• Exercise
In the listing below, pick out lines with "title".

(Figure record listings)
[START]

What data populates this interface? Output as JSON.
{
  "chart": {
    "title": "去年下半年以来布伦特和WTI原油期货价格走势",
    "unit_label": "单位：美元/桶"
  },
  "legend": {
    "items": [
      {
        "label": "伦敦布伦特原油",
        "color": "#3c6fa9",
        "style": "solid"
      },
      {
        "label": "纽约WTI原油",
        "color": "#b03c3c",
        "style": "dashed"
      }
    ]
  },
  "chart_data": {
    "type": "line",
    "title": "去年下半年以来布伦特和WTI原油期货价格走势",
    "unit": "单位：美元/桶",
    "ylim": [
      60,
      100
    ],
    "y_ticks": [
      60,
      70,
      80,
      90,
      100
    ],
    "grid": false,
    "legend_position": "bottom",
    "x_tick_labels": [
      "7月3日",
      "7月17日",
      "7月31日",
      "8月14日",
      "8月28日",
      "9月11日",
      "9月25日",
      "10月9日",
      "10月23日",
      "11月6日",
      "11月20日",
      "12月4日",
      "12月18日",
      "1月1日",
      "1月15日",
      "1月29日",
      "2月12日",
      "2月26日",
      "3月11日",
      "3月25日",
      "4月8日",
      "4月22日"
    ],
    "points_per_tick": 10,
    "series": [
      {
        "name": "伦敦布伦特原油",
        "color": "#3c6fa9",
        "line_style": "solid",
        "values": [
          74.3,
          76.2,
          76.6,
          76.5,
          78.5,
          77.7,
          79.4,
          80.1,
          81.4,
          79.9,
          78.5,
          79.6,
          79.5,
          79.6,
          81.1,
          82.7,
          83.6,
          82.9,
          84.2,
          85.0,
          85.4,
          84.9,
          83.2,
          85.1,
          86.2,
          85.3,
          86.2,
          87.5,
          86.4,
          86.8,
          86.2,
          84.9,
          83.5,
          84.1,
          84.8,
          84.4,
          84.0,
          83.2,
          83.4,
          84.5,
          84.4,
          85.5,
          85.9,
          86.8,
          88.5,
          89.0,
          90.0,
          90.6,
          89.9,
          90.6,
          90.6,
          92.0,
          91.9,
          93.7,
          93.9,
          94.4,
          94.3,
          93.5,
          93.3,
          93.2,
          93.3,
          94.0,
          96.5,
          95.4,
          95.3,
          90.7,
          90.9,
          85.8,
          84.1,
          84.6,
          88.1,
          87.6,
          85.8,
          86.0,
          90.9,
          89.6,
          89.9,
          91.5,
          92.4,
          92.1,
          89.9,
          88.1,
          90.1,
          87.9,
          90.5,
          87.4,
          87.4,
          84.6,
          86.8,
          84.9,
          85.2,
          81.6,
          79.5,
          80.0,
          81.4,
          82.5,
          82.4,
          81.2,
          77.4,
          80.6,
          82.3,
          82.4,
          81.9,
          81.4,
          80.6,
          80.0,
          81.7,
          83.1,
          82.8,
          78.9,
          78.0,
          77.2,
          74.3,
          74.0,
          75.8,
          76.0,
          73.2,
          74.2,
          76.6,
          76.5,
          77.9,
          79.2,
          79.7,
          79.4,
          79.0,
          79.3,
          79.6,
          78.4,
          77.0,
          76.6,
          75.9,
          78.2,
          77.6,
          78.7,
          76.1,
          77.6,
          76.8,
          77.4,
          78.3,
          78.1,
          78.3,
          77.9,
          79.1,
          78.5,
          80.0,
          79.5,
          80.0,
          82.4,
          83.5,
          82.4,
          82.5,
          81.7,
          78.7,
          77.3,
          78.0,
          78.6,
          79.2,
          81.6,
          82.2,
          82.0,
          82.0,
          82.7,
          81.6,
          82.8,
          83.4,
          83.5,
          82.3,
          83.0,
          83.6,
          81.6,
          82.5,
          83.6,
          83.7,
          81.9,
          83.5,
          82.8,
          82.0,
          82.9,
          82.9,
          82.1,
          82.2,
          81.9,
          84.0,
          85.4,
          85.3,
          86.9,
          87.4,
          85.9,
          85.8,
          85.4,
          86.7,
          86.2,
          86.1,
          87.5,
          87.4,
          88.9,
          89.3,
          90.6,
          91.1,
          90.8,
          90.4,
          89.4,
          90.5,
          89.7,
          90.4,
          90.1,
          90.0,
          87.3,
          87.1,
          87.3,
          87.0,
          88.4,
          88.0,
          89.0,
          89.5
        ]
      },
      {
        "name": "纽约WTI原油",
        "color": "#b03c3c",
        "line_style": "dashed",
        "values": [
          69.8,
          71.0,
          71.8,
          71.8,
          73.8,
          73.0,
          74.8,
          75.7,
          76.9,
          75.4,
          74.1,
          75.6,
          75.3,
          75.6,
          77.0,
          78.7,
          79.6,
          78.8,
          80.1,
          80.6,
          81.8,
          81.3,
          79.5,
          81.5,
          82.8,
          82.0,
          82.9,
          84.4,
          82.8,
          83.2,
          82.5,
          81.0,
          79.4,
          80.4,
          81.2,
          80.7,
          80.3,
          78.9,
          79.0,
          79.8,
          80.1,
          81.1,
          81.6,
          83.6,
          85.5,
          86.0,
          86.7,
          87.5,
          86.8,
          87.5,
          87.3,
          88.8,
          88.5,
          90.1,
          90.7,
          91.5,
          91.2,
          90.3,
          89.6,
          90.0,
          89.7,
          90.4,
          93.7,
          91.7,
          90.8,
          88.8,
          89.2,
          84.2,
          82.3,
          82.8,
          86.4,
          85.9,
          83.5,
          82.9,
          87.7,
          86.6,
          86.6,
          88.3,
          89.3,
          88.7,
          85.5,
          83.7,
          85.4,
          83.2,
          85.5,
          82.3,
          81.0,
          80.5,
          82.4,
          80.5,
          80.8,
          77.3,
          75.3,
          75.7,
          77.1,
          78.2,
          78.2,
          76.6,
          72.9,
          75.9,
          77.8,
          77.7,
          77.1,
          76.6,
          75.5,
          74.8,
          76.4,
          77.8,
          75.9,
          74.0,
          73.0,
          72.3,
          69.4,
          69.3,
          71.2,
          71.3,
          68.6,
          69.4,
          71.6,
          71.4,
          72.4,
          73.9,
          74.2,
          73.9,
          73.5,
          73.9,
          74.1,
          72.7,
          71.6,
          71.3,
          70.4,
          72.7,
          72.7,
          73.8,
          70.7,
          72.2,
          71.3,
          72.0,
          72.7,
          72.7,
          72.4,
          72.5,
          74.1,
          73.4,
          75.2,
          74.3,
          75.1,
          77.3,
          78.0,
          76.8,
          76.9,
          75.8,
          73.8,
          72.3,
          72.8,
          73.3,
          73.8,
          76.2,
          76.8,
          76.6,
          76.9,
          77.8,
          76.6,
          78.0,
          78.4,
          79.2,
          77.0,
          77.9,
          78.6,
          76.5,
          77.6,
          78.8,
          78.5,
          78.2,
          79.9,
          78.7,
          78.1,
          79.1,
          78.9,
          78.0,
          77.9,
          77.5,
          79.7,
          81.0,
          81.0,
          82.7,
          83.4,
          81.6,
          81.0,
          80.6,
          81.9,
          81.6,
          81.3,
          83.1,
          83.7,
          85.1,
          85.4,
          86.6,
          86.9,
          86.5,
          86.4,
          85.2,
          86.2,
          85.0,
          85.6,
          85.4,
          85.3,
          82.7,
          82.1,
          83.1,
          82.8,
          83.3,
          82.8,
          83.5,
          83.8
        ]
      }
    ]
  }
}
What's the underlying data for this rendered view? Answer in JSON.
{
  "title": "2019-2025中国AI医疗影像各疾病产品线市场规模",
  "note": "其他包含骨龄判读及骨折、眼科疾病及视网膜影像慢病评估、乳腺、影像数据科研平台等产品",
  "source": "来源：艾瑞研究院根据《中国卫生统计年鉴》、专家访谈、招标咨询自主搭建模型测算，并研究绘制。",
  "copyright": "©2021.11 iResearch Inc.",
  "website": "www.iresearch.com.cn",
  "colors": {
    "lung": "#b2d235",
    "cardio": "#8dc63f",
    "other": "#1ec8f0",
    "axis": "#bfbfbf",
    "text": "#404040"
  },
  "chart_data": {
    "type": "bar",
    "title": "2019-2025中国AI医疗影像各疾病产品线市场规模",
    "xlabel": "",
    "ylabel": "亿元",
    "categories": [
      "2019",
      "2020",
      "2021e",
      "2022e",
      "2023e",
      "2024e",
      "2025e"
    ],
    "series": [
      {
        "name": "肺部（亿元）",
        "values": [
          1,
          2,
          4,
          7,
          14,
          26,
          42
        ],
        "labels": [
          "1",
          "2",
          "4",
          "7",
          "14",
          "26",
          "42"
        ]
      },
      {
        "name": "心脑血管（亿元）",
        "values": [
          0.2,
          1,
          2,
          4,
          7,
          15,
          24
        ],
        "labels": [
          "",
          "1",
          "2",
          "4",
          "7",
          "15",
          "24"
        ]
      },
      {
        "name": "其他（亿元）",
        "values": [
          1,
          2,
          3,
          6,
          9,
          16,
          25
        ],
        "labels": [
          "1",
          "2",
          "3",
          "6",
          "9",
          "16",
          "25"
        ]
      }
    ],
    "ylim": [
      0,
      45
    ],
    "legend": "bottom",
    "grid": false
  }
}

[END]

• In response
    "title": "去年下半年以来布伦特和WTI原油期货价格走势",
    "title": "去年下半年以来布伦特和WTI原油期货价格走势",
  "title": "2019-2025中国AI医疗影像各疾病产品线市场规模",
    "title": "2019-2025中国AI医疗影像各疾病产品线市场规模",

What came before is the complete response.